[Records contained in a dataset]
******

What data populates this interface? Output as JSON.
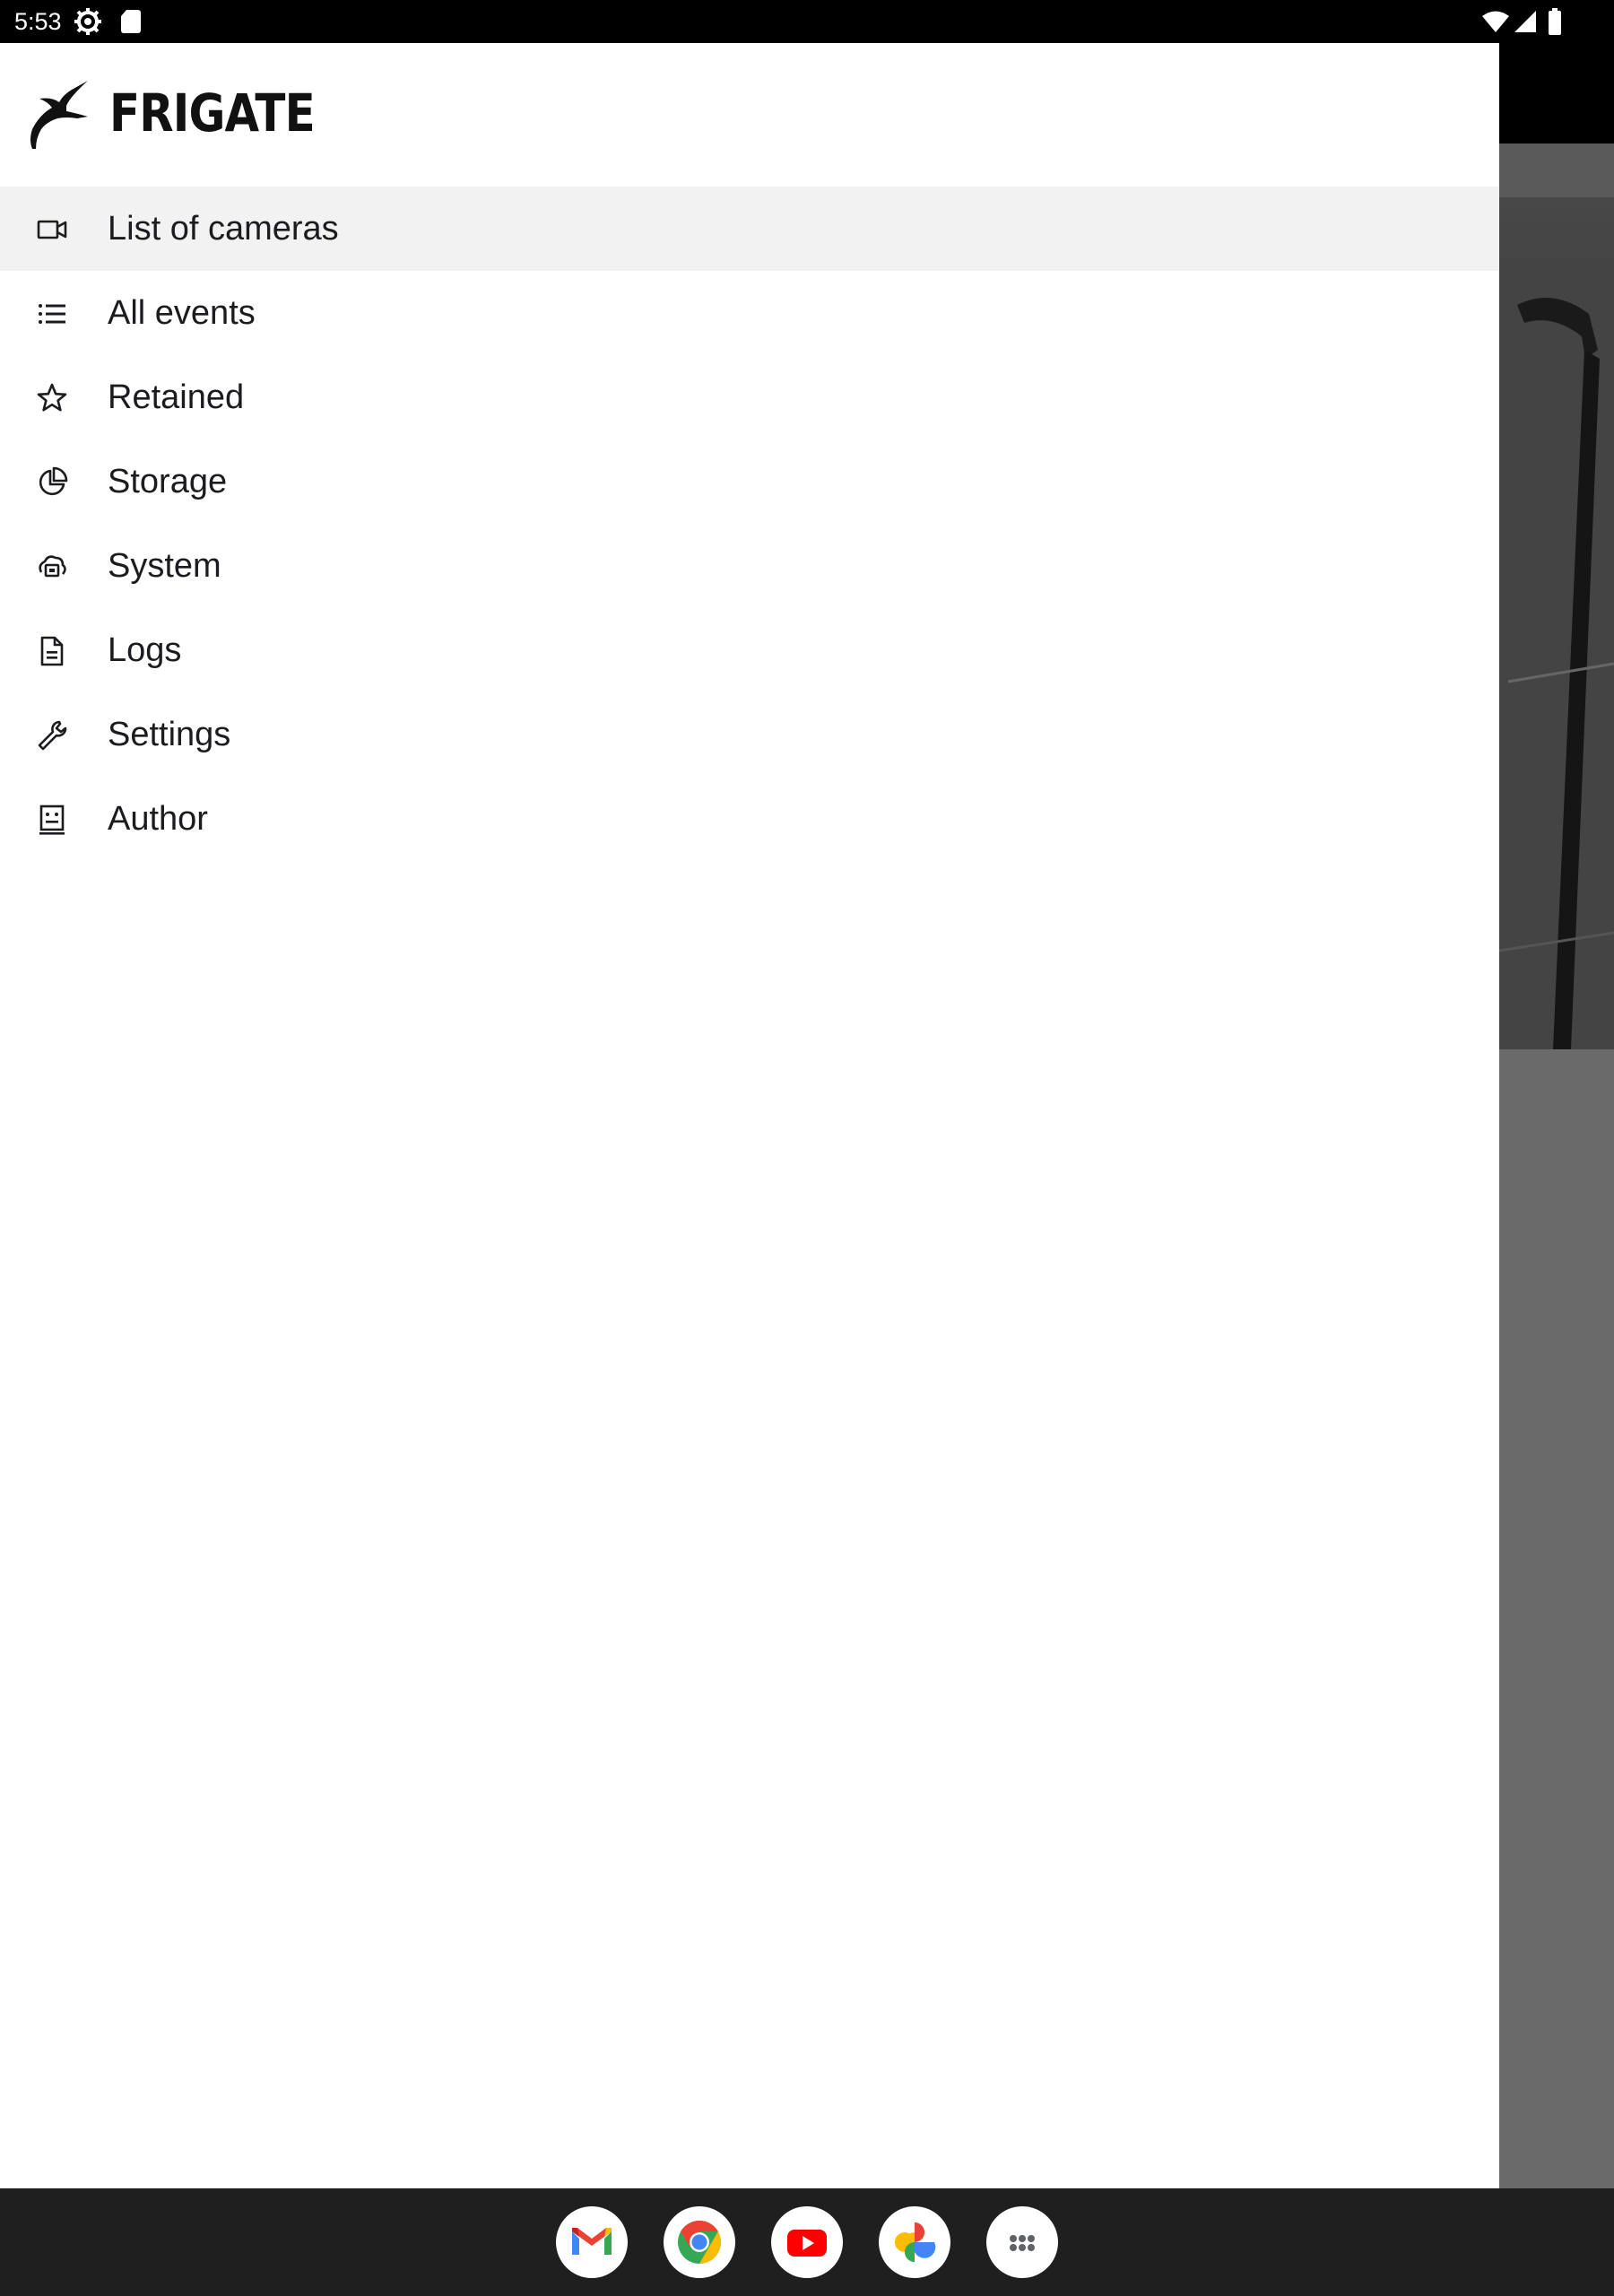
{
  "status_bar": {
    "time": "5:53",
    "icons": [
      "gear-icon",
      "sd-card-icon",
      "wifi-icon",
      "signal-icon",
      "battery-icon"
    ]
  },
  "drawer": {
    "app_name": "FRIGATE",
    "logo_icon": "frigate-bird-logo",
    "items": [
      {
        "label": "List of cameras",
        "icon": "videocam-icon",
        "active": true
      },
      {
        "label": "All events",
        "icon": "list-icon",
        "active": false
      },
      {
        "label": "Retained",
        "icon": "star-icon",
        "active": false
      },
      {
        "label": "Storage",
        "icon": "pie-chart-icon",
        "active": false
      },
      {
        "label": "System",
        "icon": "system-icon",
        "active": false
      },
      {
        "label": "Logs",
        "icon": "document-icon",
        "active": false
      },
      {
        "label": "Settings",
        "icon": "wrench-icon",
        "active": false
      },
      {
        "label": "Author",
        "icon": "author-icon",
        "active": false
      }
    ]
  },
  "taskbar": {
    "apps": [
      "gmail-icon",
      "chrome-icon",
      "youtube-icon",
      "google-photos-icon",
      "app-drawer-icon"
    ]
  },
  "colors": {
    "status_bar": "#000000",
    "drawer_background": "#ffffff",
    "active_item_background": "#f2f2f2",
    "scrim": "#6a6a6a",
    "taskbar": "#1f1f1f"
  }
}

******

GIVEN INSTRUCTION
All of the entries above should be copied exactly, except for the pictures.

WRITTEN ANSWER
What data populates this interface? Output as JSON.
{
  "status_bar": {
    "time": "5:53",
    "icons": [
      "gear-icon",
      "sd-card-icon",
      "wifi-icon",
      "signal-icon",
      "battery-icon"
    ]
  },
  "drawer": {
    "app_name": "FRIGATE",
    "logo_icon": "frigate-bird-logo",
    "items": [
      {
        "label": "List of cameras",
        "icon": "videocam-icon",
        "active": true
      },
      {
        "label": "All events",
        "icon": "list-icon",
        "active": false
      },
      {
        "label": "Retained",
        "icon": "star-icon",
        "active": false
      },
      {
        "label": "Storage",
        "icon": "pie-chart-icon",
        "active": false
      },
      {
        "label": "System",
        "icon": "system-icon",
        "active": false
      },
      {
        "label": "Logs",
        "icon": "document-icon",
        "active": false
      },
      {
        "label": "Settings",
        "icon": "wrench-icon",
        "active": false
      },
      {
        "label": "Author",
        "icon": "author-icon",
        "active": false
      }
    ]
  },
  "taskbar": {
    "apps": [
      "gmail-icon",
      "chrome-icon",
      "youtube-icon",
      "google-photos-icon",
      "app-drawer-icon"
    ]
  },
  "colors": {
    "status_bar": "#000000",
    "drawer_background": "#ffffff",
    "active_item_background": "#f2f2f2",
    "scrim": "#6a6a6a",
    "taskbar": "#1f1f1f"
  }
}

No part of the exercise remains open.